_What to produce_
Select every line containing the word "Runtime" from the material, and copy those lines.

— Begin —

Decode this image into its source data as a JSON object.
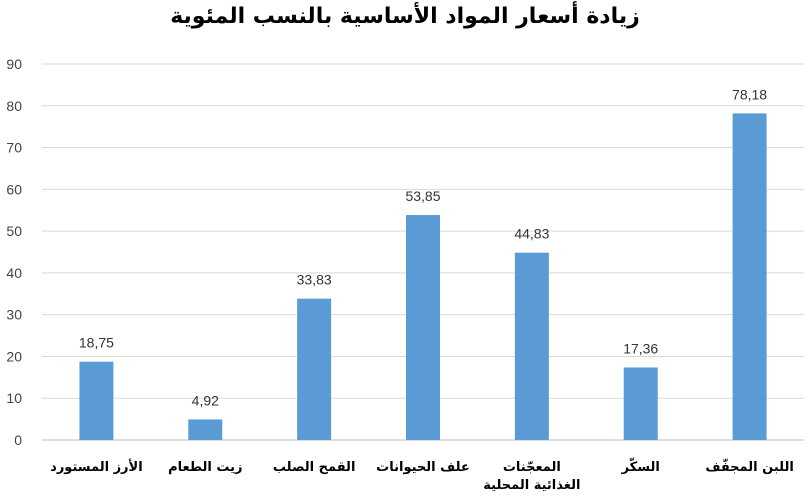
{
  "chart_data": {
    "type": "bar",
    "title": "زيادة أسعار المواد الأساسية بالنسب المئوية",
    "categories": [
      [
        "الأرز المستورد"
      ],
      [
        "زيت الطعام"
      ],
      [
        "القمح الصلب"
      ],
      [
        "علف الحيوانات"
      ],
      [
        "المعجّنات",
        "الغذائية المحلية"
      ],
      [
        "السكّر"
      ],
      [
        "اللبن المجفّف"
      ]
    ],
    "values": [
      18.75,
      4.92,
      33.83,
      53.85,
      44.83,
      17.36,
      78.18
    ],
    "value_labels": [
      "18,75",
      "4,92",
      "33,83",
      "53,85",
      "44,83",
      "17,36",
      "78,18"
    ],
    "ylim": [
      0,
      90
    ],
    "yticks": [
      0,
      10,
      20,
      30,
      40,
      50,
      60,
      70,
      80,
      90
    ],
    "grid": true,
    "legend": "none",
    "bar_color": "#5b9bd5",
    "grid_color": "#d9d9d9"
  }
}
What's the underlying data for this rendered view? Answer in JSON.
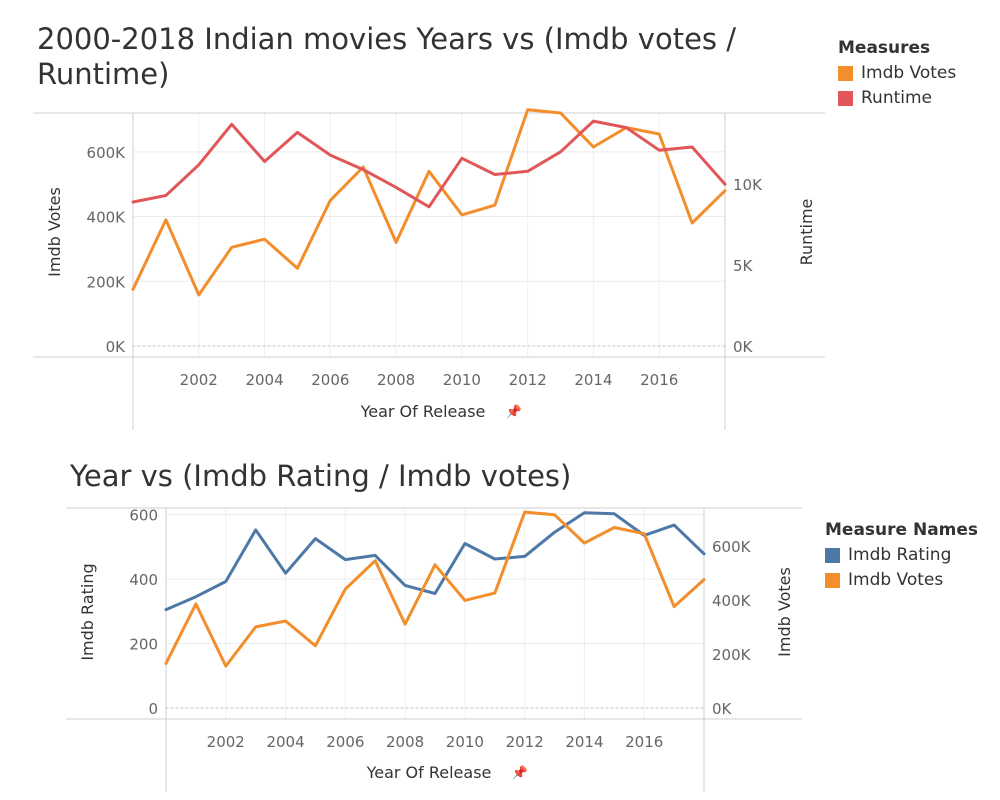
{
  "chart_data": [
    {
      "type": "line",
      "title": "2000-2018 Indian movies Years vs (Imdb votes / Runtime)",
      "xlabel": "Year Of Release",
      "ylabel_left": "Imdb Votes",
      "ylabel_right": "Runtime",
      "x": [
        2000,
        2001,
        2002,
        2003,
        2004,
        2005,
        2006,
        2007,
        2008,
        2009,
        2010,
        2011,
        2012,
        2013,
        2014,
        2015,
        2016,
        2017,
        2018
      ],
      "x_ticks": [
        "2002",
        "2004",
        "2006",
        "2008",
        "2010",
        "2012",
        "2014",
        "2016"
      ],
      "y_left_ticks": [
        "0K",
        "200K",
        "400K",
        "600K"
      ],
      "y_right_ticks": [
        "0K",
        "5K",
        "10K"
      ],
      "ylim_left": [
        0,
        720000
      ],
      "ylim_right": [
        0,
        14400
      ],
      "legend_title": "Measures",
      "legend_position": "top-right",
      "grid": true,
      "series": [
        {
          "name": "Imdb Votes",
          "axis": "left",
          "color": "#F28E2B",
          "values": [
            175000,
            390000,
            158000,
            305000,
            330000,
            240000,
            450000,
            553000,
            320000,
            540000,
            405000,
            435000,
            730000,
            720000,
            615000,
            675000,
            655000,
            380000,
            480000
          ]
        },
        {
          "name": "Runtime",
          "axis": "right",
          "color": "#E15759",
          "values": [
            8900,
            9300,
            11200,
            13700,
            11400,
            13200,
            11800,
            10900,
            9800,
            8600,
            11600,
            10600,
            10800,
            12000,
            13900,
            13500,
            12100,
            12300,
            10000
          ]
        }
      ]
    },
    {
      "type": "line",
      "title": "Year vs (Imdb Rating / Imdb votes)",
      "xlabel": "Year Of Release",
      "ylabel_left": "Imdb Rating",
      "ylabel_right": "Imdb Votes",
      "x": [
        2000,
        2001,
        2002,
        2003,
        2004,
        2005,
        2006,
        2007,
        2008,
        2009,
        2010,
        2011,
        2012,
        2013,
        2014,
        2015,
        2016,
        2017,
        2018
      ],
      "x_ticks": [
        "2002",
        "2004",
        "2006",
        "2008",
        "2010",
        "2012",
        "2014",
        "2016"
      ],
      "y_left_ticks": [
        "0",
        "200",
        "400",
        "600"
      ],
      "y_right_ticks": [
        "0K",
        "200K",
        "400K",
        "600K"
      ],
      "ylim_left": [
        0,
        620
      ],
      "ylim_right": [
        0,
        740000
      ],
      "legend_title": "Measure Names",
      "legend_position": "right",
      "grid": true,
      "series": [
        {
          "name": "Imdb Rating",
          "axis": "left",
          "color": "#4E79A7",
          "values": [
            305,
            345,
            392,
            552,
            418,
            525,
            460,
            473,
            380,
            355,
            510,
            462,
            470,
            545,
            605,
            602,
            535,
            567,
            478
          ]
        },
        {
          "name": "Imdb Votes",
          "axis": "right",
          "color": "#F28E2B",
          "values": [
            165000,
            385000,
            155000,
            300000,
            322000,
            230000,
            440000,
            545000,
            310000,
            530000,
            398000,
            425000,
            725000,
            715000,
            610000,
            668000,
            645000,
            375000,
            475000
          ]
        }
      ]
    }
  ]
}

— End —
— Begin —

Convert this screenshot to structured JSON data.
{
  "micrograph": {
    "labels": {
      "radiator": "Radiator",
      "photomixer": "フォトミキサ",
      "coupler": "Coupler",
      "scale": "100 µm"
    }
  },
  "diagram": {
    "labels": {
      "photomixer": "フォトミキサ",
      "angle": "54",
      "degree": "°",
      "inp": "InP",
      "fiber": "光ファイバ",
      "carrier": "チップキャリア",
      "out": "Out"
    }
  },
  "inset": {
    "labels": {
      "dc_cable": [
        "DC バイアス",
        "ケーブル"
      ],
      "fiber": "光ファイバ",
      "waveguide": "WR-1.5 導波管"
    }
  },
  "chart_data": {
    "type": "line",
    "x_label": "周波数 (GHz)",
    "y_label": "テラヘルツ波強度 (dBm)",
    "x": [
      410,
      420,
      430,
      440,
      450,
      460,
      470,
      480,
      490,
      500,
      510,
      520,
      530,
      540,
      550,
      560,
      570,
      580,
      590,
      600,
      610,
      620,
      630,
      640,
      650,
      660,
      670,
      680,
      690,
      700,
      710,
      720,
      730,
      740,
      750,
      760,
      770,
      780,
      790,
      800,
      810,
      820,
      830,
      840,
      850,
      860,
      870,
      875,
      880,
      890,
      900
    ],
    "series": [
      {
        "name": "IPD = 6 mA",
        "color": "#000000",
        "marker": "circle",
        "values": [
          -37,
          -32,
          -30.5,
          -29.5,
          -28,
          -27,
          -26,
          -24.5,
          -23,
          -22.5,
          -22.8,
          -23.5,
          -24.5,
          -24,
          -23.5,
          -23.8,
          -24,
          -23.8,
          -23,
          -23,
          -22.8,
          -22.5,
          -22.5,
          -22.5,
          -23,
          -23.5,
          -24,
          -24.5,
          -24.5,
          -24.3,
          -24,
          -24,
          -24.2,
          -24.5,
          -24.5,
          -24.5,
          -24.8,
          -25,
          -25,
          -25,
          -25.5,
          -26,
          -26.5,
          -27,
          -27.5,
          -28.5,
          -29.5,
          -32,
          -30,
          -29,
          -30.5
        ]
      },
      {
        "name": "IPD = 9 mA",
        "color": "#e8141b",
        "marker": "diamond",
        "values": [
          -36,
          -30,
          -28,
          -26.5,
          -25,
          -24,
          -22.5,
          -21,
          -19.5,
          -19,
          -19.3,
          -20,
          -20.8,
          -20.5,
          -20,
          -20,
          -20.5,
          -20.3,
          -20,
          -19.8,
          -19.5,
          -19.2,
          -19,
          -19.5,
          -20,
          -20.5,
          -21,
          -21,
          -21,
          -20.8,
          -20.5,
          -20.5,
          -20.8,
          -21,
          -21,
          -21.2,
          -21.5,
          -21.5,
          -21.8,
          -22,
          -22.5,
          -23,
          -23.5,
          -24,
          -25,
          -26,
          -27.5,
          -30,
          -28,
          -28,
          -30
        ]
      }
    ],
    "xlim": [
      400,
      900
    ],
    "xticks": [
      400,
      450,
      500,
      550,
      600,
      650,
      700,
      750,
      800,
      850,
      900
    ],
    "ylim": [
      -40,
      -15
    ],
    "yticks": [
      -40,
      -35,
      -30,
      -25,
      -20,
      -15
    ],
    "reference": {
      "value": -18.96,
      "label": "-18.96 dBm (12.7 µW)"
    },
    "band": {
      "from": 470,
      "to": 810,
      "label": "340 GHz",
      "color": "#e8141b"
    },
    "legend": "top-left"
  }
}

— End —

_Answer to the task_
      "title": "2000-2018 Indian movies Years vs (Imdb votes / Runtime)",
      "ylabel_right": "Runtime",
          "name": "Runtime",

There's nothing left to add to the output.